## RECORDS SHOWN:

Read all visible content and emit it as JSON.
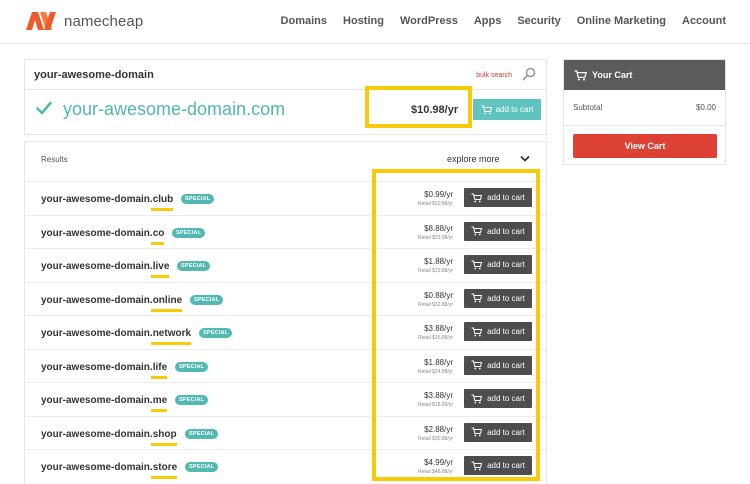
{
  "brand": {
    "name": "namecheap",
    "logo_color": "#f05a2a"
  },
  "nav": {
    "items": [
      "Domains",
      "Hosting",
      "WordPress",
      "Apps",
      "Security",
      "Online Marketing",
      "Account"
    ]
  },
  "search": {
    "value": "your-awesome-domain",
    "bulk_search_label": "bulk search",
    "icon": "search-icon"
  },
  "main_result": {
    "domain": "your-awesome-domain.com",
    "price": "$10.98/yr",
    "add_label": "add to cart",
    "status_icon": "check-icon",
    "accent_color": "#4fb8b0"
  },
  "results": {
    "label": "Results",
    "explore_more": "explore more",
    "badge_label": "SPECIAL",
    "add_label": "add to cart",
    "rows": [
      {
        "base": "your-awesome-domain",
        "tld": ".club",
        "price": "$0.99/yr",
        "retail": "Retail $10.88/yr"
      },
      {
        "base": "your-awesome-domain",
        "tld": ".co",
        "price": "$8.88/yr",
        "retail": "Retail $23.98/yr"
      },
      {
        "base": "your-awesome-domain",
        "tld": ".live",
        "price": "$1.88/yr",
        "retail": "Retail $19.88/yr"
      },
      {
        "base": "your-awesome-domain",
        "tld": ".online",
        "price": "$0.88/yr",
        "retail": "Retail $32.88/yr"
      },
      {
        "base": "your-awesome-domain",
        "tld": ".network",
        "price": "$3.88/yr",
        "retail": "Retail $15.88/yr"
      },
      {
        "base": "your-awesome-domain",
        "tld": ".life",
        "price": "$1.88/yr",
        "retail": "Retail $24.88/yr"
      },
      {
        "base": "your-awesome-domain",
        "tld": ".me",
        "price": "$3.88/yr",
        "retail": "Retail $18.99/yr"
      },
      {
        "base": "your-awesome-domain",
        "tld": ".shop",
        "price": "$2.88/yr",
        "retail": "Retail $30.88/yr"
      },
      {
        "base": "your-awesome-domain",
        "tld": ".store",
        "price": "$4.99/yr",
        "retail": "Retail $48.88/yr"
      }
    ]
  },
  "cart": {
    "title": "Your Cart",
    "subtotal_label": "Subtotal",
    "subtotal_value": "$0.00",
    "view_cart_label": "View Cart",
    "view_cart_color": "#dd4133"
  },
  "annotation_color": "#f8cb09"
}
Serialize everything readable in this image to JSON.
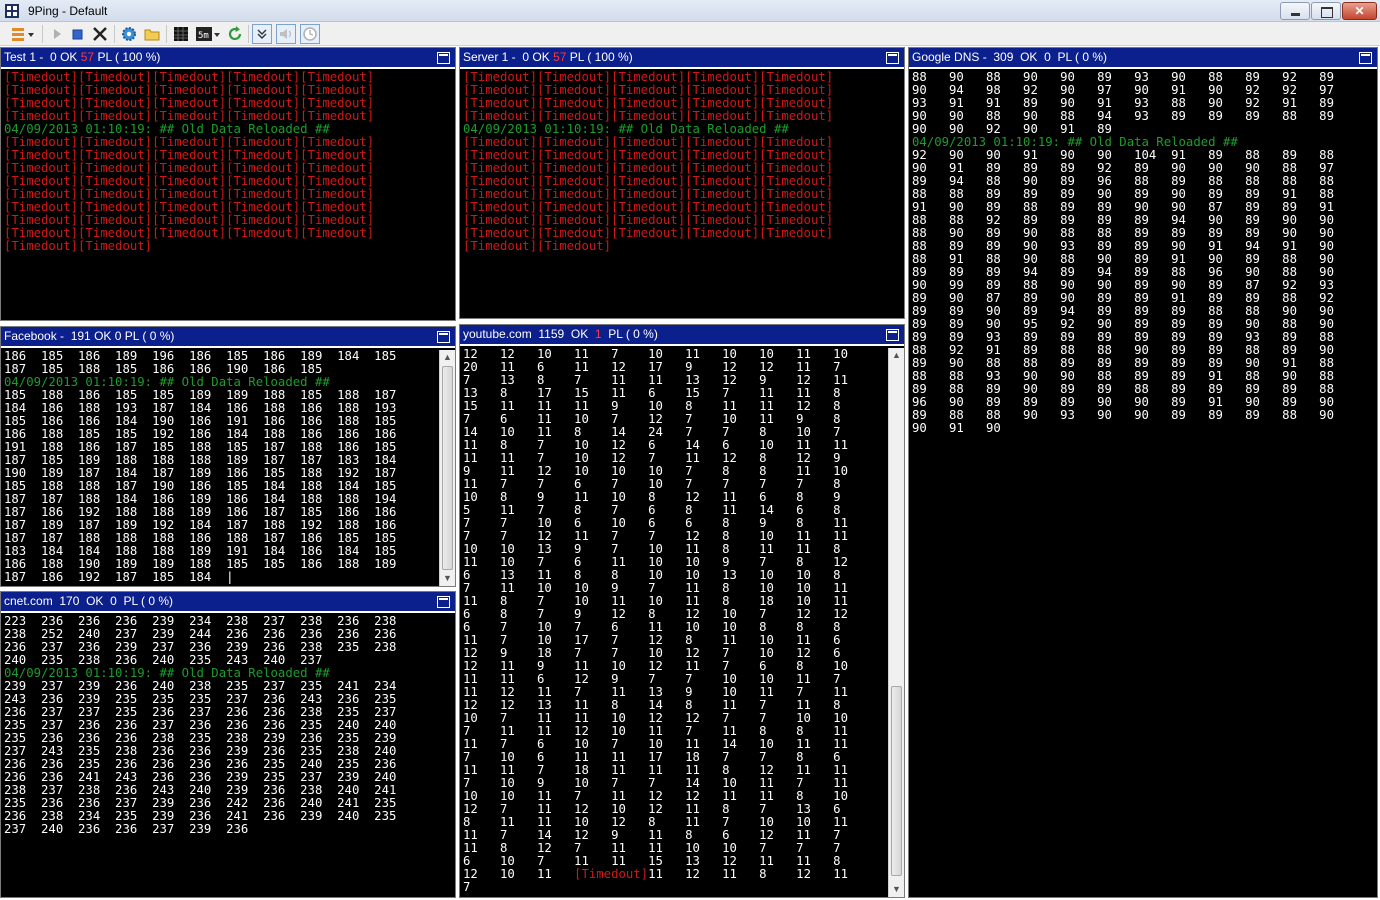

## WHAT YOU ARE ASKED TO DO:
State how many lines of the listing include "price", and nothing more.

## COMPLETE RESPONSE:
10